=== Begin Enclosure ===

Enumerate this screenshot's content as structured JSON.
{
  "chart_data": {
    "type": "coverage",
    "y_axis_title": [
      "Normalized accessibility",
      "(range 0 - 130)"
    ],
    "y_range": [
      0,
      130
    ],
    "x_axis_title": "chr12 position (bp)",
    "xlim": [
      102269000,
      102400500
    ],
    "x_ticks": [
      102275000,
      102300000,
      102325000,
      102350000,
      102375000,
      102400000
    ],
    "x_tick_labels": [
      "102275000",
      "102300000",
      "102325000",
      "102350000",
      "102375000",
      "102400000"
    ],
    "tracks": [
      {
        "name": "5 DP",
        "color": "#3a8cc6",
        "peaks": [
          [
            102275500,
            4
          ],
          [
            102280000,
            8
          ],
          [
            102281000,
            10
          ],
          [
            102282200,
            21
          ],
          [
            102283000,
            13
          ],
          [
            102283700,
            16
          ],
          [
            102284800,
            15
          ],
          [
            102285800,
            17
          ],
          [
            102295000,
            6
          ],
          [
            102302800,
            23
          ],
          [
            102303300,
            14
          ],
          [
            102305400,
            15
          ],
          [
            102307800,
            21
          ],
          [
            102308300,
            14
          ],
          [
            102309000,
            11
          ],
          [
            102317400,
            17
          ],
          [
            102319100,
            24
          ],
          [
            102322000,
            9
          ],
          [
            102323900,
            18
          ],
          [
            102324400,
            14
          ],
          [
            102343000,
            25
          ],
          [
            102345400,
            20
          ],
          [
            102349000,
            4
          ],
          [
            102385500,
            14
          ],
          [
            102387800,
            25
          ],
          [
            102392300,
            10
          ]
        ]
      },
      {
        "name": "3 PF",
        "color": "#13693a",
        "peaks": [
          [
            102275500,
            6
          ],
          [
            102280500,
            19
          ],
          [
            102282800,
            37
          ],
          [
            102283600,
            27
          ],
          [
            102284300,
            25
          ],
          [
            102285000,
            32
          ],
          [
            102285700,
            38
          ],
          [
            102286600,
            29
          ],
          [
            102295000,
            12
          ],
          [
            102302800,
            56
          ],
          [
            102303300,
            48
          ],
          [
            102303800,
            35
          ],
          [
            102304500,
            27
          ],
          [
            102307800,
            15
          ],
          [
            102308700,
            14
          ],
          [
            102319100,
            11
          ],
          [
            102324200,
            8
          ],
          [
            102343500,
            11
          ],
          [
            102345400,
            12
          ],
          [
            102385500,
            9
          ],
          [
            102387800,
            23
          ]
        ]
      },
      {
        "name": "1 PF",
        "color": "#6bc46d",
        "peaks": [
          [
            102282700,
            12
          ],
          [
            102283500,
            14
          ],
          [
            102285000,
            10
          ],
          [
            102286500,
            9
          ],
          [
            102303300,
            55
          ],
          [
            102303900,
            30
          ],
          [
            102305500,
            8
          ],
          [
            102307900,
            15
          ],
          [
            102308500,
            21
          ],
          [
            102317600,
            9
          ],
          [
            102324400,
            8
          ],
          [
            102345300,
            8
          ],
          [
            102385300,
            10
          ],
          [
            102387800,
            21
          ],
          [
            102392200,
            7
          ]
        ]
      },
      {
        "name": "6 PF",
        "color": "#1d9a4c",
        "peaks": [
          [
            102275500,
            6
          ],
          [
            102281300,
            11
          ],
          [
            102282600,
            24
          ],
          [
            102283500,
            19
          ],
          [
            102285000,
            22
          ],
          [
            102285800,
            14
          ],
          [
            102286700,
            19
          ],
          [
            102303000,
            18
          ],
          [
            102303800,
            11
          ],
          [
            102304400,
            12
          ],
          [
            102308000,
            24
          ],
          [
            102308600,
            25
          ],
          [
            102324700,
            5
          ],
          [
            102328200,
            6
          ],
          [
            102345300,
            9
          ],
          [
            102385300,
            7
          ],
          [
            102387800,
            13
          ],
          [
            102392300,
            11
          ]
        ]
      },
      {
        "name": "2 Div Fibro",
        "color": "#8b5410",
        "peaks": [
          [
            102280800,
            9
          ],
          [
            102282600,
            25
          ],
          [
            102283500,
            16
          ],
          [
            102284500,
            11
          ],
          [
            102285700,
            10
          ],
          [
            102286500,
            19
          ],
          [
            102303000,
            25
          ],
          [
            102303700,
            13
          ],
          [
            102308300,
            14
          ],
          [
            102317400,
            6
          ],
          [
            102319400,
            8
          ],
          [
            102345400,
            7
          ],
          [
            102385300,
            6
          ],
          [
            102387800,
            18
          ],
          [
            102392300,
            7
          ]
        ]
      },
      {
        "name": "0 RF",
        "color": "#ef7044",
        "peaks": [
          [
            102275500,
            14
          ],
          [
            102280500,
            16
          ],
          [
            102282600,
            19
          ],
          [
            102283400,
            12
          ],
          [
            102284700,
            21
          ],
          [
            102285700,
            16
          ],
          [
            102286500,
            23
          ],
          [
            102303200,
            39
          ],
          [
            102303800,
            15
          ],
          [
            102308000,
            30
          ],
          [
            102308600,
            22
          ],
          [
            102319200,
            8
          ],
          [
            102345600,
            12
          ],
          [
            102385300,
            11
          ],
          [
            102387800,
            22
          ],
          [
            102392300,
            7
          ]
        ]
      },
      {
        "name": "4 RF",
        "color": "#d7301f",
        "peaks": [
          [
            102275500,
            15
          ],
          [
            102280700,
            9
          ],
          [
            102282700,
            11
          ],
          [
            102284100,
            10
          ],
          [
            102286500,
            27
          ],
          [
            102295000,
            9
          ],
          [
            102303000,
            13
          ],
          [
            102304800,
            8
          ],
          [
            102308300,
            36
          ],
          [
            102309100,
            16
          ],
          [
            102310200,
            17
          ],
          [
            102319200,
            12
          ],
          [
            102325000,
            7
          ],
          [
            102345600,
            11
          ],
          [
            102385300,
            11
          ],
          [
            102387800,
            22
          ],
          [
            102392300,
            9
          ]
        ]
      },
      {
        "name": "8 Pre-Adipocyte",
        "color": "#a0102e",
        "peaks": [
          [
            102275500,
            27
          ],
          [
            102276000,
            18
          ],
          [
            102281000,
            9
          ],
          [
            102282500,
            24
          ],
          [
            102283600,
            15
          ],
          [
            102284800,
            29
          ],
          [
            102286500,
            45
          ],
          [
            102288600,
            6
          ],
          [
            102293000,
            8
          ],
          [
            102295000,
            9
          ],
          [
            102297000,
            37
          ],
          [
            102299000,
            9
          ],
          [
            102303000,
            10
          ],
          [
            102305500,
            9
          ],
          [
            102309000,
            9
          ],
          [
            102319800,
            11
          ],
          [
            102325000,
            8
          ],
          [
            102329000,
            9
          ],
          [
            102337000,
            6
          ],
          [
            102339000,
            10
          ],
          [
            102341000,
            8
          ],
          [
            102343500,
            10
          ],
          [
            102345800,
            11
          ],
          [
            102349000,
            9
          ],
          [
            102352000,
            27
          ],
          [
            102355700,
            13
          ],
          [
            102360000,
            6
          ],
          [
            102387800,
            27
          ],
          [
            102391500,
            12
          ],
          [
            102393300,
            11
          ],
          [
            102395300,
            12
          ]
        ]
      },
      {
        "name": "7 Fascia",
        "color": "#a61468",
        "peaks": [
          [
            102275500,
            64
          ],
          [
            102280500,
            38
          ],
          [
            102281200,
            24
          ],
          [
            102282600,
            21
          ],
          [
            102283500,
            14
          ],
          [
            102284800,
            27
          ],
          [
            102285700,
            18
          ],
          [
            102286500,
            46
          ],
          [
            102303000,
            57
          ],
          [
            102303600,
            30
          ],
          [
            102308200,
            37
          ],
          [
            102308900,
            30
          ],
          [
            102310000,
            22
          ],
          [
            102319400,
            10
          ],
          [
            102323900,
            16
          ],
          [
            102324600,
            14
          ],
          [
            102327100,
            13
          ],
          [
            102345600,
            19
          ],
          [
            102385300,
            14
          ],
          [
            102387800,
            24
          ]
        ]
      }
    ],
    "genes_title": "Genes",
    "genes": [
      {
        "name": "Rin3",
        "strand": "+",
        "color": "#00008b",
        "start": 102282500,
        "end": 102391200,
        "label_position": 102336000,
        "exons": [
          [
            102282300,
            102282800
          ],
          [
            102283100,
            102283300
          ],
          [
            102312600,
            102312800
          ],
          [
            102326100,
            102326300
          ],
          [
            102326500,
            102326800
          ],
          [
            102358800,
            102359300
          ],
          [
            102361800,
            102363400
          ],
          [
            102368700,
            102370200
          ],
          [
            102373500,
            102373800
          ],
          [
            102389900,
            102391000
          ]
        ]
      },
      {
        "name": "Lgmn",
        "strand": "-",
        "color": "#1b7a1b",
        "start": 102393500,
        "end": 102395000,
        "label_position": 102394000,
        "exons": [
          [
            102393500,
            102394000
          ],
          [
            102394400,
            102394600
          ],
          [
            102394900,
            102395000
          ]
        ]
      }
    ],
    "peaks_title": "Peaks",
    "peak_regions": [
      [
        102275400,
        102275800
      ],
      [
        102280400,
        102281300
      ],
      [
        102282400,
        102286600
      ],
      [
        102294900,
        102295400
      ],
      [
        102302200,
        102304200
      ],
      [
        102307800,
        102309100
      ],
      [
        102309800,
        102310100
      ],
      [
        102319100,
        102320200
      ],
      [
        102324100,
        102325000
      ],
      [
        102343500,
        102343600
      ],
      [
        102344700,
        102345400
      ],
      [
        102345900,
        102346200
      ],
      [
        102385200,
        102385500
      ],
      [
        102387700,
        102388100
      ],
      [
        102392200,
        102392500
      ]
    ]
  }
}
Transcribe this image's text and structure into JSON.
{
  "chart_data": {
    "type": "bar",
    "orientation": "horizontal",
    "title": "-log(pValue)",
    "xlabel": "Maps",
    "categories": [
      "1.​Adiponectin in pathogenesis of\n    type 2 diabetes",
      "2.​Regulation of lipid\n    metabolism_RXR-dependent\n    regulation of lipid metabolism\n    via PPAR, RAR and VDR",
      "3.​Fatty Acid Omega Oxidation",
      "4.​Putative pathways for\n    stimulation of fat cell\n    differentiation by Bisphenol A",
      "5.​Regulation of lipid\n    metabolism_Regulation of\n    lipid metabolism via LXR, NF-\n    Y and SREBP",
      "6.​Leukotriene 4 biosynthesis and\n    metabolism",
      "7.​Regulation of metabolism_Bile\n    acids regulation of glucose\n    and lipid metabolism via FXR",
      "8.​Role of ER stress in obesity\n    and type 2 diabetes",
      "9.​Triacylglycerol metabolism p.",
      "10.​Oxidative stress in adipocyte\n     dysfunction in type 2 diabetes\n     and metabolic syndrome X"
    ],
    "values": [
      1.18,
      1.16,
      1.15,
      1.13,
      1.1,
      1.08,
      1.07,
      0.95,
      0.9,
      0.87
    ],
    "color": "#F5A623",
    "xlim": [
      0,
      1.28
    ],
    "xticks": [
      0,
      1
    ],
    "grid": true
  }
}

=== End Enclosure ===

## What is needed:
Copy all lines above where "Regulation" is present.

## Result of the task:
      "2.​Regulation of lipid\n    metabolism_RXR-dependent\n    regulation of lipid metabolism\n    via PPAR, RAR and VDR",
      "5.​Regulation of lipid\n    metabolism_Regulation of\n    lipid metabolism via LXR, NF-\n    Y and SREBP",
      "7.​Regulation of metabolism_Bile\n    acids regulation of glucose\n    and lipid metabolism via FXR",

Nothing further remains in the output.